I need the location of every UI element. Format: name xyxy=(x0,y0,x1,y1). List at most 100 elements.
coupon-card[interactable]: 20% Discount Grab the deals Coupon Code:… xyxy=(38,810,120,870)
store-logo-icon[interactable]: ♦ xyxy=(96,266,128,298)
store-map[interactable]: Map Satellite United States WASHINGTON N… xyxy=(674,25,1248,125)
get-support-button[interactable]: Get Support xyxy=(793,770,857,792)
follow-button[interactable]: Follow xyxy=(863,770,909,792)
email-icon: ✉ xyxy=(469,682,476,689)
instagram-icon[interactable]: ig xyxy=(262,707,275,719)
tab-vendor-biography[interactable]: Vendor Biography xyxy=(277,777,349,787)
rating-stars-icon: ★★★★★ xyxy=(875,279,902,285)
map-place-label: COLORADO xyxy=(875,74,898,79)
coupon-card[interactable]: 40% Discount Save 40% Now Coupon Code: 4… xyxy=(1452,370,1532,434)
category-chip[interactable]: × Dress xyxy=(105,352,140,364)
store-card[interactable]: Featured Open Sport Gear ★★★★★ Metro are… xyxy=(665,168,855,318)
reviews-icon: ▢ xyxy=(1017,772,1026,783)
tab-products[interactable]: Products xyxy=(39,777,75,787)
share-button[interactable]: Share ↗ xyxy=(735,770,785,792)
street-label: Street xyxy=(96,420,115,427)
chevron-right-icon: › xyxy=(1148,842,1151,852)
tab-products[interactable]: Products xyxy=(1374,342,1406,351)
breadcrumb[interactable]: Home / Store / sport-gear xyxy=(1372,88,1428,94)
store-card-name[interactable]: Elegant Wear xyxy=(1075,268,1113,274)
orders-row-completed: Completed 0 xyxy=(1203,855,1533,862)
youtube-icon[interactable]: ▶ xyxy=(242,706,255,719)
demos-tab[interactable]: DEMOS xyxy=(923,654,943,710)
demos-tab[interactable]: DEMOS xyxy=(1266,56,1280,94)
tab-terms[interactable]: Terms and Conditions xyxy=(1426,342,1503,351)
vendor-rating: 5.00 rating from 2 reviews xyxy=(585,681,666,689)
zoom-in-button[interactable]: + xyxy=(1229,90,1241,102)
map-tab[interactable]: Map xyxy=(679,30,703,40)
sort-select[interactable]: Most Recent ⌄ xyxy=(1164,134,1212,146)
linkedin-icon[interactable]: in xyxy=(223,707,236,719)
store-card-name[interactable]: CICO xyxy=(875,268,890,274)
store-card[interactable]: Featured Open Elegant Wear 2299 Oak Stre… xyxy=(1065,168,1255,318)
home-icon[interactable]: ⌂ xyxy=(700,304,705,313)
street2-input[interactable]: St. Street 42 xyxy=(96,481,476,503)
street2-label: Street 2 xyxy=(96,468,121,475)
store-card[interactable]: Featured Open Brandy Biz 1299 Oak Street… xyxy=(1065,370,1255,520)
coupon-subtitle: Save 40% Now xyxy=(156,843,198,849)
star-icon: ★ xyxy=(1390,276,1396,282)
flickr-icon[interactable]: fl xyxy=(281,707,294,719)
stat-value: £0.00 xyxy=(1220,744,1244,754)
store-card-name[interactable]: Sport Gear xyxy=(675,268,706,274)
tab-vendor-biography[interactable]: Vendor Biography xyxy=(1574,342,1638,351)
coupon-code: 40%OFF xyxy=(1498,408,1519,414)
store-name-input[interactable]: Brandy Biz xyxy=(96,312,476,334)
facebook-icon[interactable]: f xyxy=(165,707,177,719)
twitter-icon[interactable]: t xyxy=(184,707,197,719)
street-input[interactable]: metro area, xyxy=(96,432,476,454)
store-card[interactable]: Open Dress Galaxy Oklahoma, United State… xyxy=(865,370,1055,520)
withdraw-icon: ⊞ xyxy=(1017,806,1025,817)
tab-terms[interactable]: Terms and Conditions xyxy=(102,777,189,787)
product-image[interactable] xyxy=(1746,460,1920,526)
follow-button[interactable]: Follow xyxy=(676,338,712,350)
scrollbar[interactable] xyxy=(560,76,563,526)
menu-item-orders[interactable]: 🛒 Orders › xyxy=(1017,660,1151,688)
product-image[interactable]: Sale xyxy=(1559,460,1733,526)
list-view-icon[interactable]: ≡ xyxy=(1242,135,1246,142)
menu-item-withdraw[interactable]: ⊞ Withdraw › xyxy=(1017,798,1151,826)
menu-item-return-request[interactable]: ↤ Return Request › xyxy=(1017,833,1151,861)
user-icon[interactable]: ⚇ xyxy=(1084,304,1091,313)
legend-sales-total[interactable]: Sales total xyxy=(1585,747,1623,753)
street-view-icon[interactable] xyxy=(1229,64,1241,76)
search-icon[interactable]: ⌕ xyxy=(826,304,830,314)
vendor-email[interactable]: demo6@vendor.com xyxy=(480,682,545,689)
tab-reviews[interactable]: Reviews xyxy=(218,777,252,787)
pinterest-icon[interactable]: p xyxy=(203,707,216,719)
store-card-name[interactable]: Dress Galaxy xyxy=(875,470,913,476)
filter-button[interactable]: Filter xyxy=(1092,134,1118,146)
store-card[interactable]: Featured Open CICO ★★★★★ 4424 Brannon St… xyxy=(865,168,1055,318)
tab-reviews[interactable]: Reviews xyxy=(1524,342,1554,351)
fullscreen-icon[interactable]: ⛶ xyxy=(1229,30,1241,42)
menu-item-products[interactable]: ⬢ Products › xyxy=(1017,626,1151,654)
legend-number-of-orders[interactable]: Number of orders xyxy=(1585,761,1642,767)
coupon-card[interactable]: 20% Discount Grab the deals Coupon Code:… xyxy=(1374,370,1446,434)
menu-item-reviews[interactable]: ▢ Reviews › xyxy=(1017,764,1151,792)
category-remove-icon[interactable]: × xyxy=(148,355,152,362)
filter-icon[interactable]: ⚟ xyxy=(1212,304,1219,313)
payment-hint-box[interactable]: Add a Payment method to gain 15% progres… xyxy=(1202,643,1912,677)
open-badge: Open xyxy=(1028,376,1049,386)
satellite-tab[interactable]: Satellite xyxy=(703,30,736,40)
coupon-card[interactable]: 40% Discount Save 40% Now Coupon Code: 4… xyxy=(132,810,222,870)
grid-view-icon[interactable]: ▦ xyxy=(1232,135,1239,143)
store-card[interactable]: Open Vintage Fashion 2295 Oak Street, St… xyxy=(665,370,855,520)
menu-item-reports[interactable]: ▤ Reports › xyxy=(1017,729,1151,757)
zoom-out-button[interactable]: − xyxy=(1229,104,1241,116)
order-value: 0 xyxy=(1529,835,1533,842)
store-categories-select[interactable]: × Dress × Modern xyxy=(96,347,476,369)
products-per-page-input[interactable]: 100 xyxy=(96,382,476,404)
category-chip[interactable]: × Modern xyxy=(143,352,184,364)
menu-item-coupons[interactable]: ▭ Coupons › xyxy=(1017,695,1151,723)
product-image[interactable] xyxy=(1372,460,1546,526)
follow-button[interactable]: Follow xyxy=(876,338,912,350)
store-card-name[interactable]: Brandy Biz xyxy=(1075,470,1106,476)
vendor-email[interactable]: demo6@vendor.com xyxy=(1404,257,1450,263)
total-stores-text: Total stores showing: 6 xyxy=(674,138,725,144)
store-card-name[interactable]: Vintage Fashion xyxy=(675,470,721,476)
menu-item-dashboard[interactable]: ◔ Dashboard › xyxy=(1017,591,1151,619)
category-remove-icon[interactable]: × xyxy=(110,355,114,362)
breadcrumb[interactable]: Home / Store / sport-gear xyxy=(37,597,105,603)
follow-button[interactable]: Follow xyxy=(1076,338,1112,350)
================================
Reproduce everything from the first line of the data down to the line containing "category-chip[interactable]: × Dress", including both of those lines, without changing anything.

I need the location of every UI element. Format: name xyxy=(x0,y0,x1,y1). List at most 100 elements.
coupon-card[interactable]: 20% Discount Grab the deals Coupon Code:… xyxy=(38,810,120,870)
store-logo-icon[interactable]: ♦ xyxy=(96,266,128,298)
store-map[interactable]: Map Satellite United States WASHINGTON N… xyxy=(674,25,1248,125)
get-support-button[interactable]: Get Support xyxy=(793,770,857,792)
follow-button[interactable]: Follow xyxy=(863,770,909,792)
email-icon: ✉ xyxy=(469,682,476,689)
instagram-icon[interactable]: ig xyxy=(262,707,275,719)
tab-vendor-biography[interactable]: Vendor Biography xyxy=(277,777,349,787)
rating-stars-icon: ★★★★★ xyxy=(875,279,902,285)
map-place-label: COLORADO xyxy=(875,74,898,79)
coupon-card[interactable]: 40% Discount Save 40% Now Coupon Code: 4… xyxy=(1452,370,1532,434)
category-chip[interactable]: × Dress xyxy=(105,352,140,364)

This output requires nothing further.